What needs to be done — Look for the string "true" in the lines and copy each line that has it.

Start Available records

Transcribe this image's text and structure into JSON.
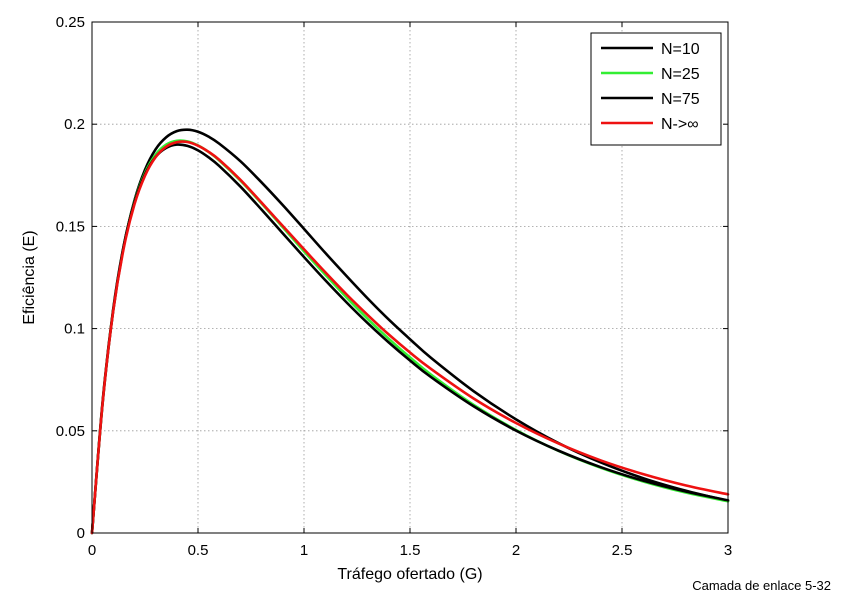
{
  "chart_data": {
    "type": "line",
    "title": "",
    "xlabel": "Tráfego ofertado (G)",
    "ylabel": "Eficiência (E)",
    "xlim": [
      0,
      3
    ],
    "ylim": [
      0,
      0.25
    ],
    "grid": true,
    "legend_position": "top-right",
    "x_ticks": [
      "0",
      "0.5",
      "1",
      "1.5",
      "2",
      "2.5",
      "3"
    ],
    "y_ticks": [
      "0",
      "0.05",
      "0.1",
      "0.15",
      "0.2",
      "0.25"
    ],
    "x": [
      0,
      0.05,
      0.1,
      0.15,
      0.2,
      0.25,
      0.3,
      0.35,
      0.4,
      0.45,
      0.5,
      0.55,
      0.6,
      0.7,
      0.8,
      0.9,
      1.0,
      1.1,
      1.2,
      1.3,
      1.4,
      1.5,
      1.6,
      1.8,
      2.0,
      2.2,
      2.4,
      2.6,
      2.8,
      3.0
    ],
    "series": [
      {
        "name": "N=10",
        "color": "#000000",
        "values": [
          0,
          0.0633,
          0.1087,
          0.1404,
          0.1626,
          0.1777,
          0.1877,
          0.1936,
          0.1966,
          0.1973,
          0.1963,
          0.1939,
          0.1905,
          0.1819,
          0.1715,
          0.1604,
          0.1488,
          0.1371,
          0.1258,
          0.1148,
          0.1044,
          0.0948,
          0.0856,
          0.0694,
          0.0556,
          0.044,
          0.0345,
          0.0268,
          0.0207,
          0.0157
        ]
      },
      {
        "name": "N=25",
        "color": "#33ee33",
        "values": [
          0,
          0.0638,
          0.1092,
          0.1406,
          0.162,
          0.1762,
          0.1851,
          0.19,
          0.1919,
          0.1916,
          0.1896,
          0.1864,
          0.1823,
          0.1724,
          0.1612,
          0.1496,
          0.1378,
          0.1264,
          0.1153,
          0.1048,
          0.095,
          0.0859,
          0.0774,
          0.0627,
          0.0504,
          0.0402,
          0.0319,
          0.0252,
          0.0198,
          0.0155
        ]
      },
      {
        "name": "N=75",
        "color": "#000000",
        "values": [
          0,
          0.0642,
          0.1095,
          0.1408,
          0.1617,
          0.1755,
          0.184,
          0.1884,
          0.19,
          0.1894,
          0.1872,
          0.1838,
          0.1796,
          0.1695,
          0.1582,
          0.1466,
          0.135,
          0.1237,
          0.1129,
          0.1027,
          0.0932,
          0.0844,
          0.0762,
          0.062,
          0.0501,
          0.0403,
          0.0322,
          0.0256,
          0.0203,
          0.016
        ]
      },
      {
        "name": "N->∞",
        "color": "#ee1111",
        "values": [
          0,
          0.0635,
          0.1086,
          0.1395,
          0.1607,
          0.1748,
          0.1839,
          0.189,
          0.1912,
          0.1913,
          0.1895,
          0.1865,
          0.1826,
          0.1728,
          0.1616,
          0.1502,
          0.1388,
          0.1276,
          0.1168,
          0.1067,
          0.0971,
          0.0883,
          0.0802,
          0.0658,
          0.0538,
          0.0438,
          0.0355,
          0.0288,
          0.0233,
          0.0189
        ]
      }
    ]
  },
  "footer": {
    "text": "Camada de enlace 5-32"
  }
}
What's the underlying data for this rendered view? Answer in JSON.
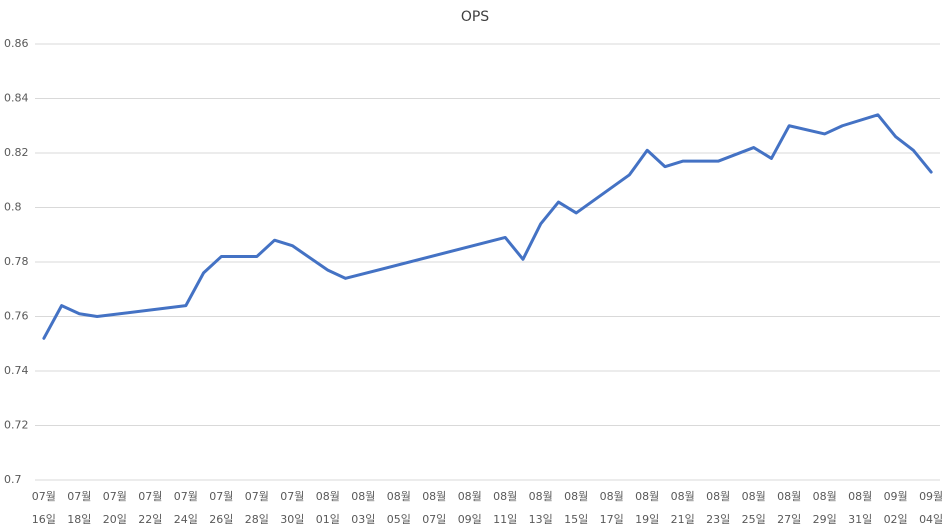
{
  "chart_data": {
    "type": "line",
    "title": "OPS",
    "categories": [
      [
        "07월",
        "16일"
      ],
      null,
      [
        "07월",
        "18일"
      ],
      null,
      [
        "07월",
        "20일"
      ],
      null,
      [
        "07월",
        "22일"
      ],
      null,
      [
        "07월",
        "24일"
      ],
      null,
      [
        "07월",
        "26일"
      ],
      null,
      [
        "07월",
        "28일"
      ],
      null,
      [
        "07월",
        "30일"
      ],
      null,
      [
        "08월",
        "01일"
      ],
      null,
      [
        "08월",
        "03일"
      ],
      null,
      [
        "08월",
        "05일"
      ],
      null,
      [
        "08월",
        "07일"
      ],
      null,
      [
        "08월",
        "09일"
      ],
      null,
      [
        "08월",
        "11일"
      ],
      null,
      [
        "08월",
        "13일"
      ],
      null,
      [
        "08월",
        "15일"
      ],
      null,
      [
        "08월",
        "17일"
      ],
      null,
      [
        "08월",
        "19일"
      ],
      null,
      [
        "08월",
        "21일"
      ],
      null,
      [
        "08월",
        "23일"
      ],
      null,
      [
        "08월",
        "25일"
      ],
      null,
      [
        "08월",
        "27일"
      ],
      null,
      [
        "08월",
        "29일"
      ],
      null,
      [
        "08월",
        "31일"
      ],
      null,
      [
        "09월",
        "02일"
      ],
      null,
      [
        "09월",
        "04일"
      ]
    ],
    "series": [
      {
        "name": "OPS",
        "color": "#4472c4",
        "values": [
          0.752,
          0.764,
          0.761,
          0.76,
          null,
          null,
          null,
          null,
          0.764,
          0.776,
          0.782,
          null,
          0.782,
          0.788,
          0.786,
          null,
          0.777,
          0.774,
          null,
          null,
          null,
          null,
          null,
          null,
          null,
          null,
          0.789,
          0.781,
          0.794,
          0.802,
          0.798,
          null,
          null,
          0.812,
          0.821,
          0.815,
          0.817,
          null,
          0.817,
          null,
          0.822,
          0.818,
          0.83,
          null,
          0.827,
          0.83,
          null,
          0.834,
          0.826,
          0.821,
          0.813
        ]
      }
    ],
    "connect_gaps": true,
    "ylim": [
      0.7,
      0.86
    ],
    "yticks": [
      0.7,
      0.72,
      0.74,
      0.76,
      0.78,
      0.8,
      0.82,
      0.84,
      0.86
    ],
    "grid": true
  }
}
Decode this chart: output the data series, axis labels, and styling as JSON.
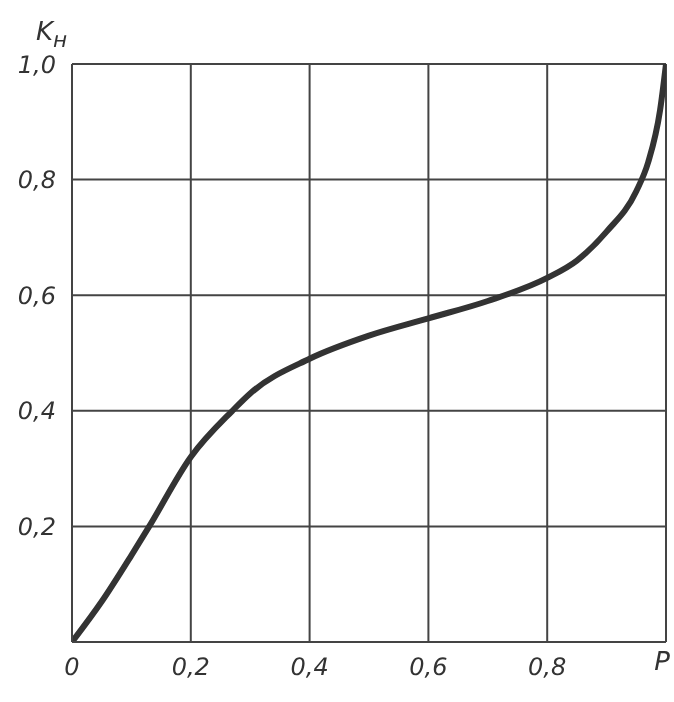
{
  "chart_data": {
    "type": "line",
    "xlabel": "P",
    "ylabel": "K$_{н}$",
    "x": [
      0,
      0.05,
      0.1,
      0.13,
      0.2,
      0.27,
      0.3,
      0.4,
      0.5,
      0.6,
      0.7,
      0.8,
      0.85,
      0.9,
      0.95,
      0.97,
      0.99,
      1.0
    ],
    "series": [
      {
        "color": "#333333",
        "values": [
          0,
          0.07,
          0.15,
          0.2,
          0.32,
          0.4,
          0.43,
          0.49,
          0.53,
          0.56,
          0.59,
          0.63,
          0.66,
          0.71,
          0.78,
          0.83,
          0.92,
          1.0
        ]
      }
    ],
    "xlim": [
      0,
      1
    ],
    "ylim": [
      0,
      1
    ],
    "xticks": [
      {
        "value": 0,
        "label": "0"
      },
      {
        "value": 0.2,
        "label": "0,2"
      },
      {
        "value": 0.4,
        "label": "0,4"
      },
      {
        "value": 0.6,
        "label": "0,6"
      },
      {
        "value": 0.8,
        "label": "0,8"
      },
      {
        "value": 1,
        "label": null
      }
    ],
    "yticks": [
      {
        "value": 0,
        "label": null
      },
      {
        "value": 0.2,
        "label": "0,2"
      },
      {
        "value": 0.4,
        "label": "0,4"
      },
      {
        "value": 0.6,
        "label": "0,6"
      },
      {
        "value": 0.8,
        "label": "0,8"
      },
      {
        "value": 1,
        "label": "1,0"
      }
    ],
    "grid": true,
    "marker": "none",
    "line_style": "solid"
  }
}
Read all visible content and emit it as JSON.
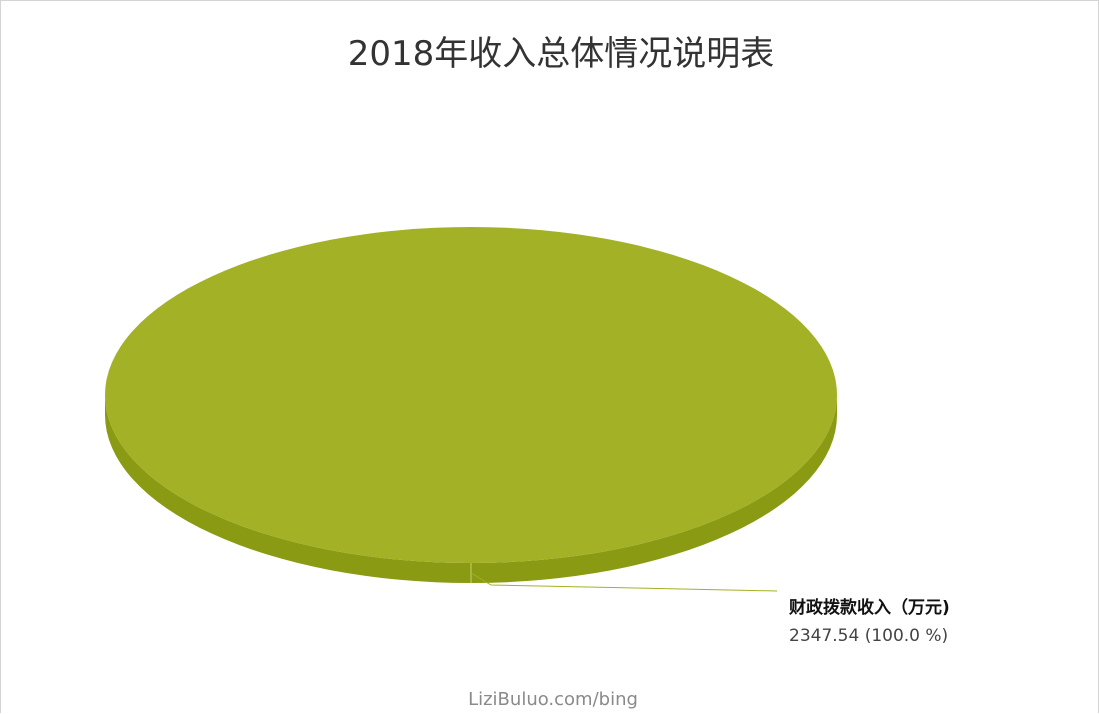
{
  "colors": {
    "slice_top": "#a3b126",
    "slice_side": "#8a9a12",
    "leader_line": "#a3b126"
  },
  "watermark": "LiziBuluo.com/bing",
  "chart_data": {
    "type": "pie",
    "title": "2018年收入总体情况说明表",
    "unit": "万元",
    "slices": [
      {
        "label": "财政拨款收入（万元)",
        "value": 2347.54,
        "percent_text": "2347.54 (100.0 %)"
      }
    ]
  }
}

End Available records

Complete response —
    "grid": true,
    "connect_gaps": true,
    "grid": true
    "grid": true,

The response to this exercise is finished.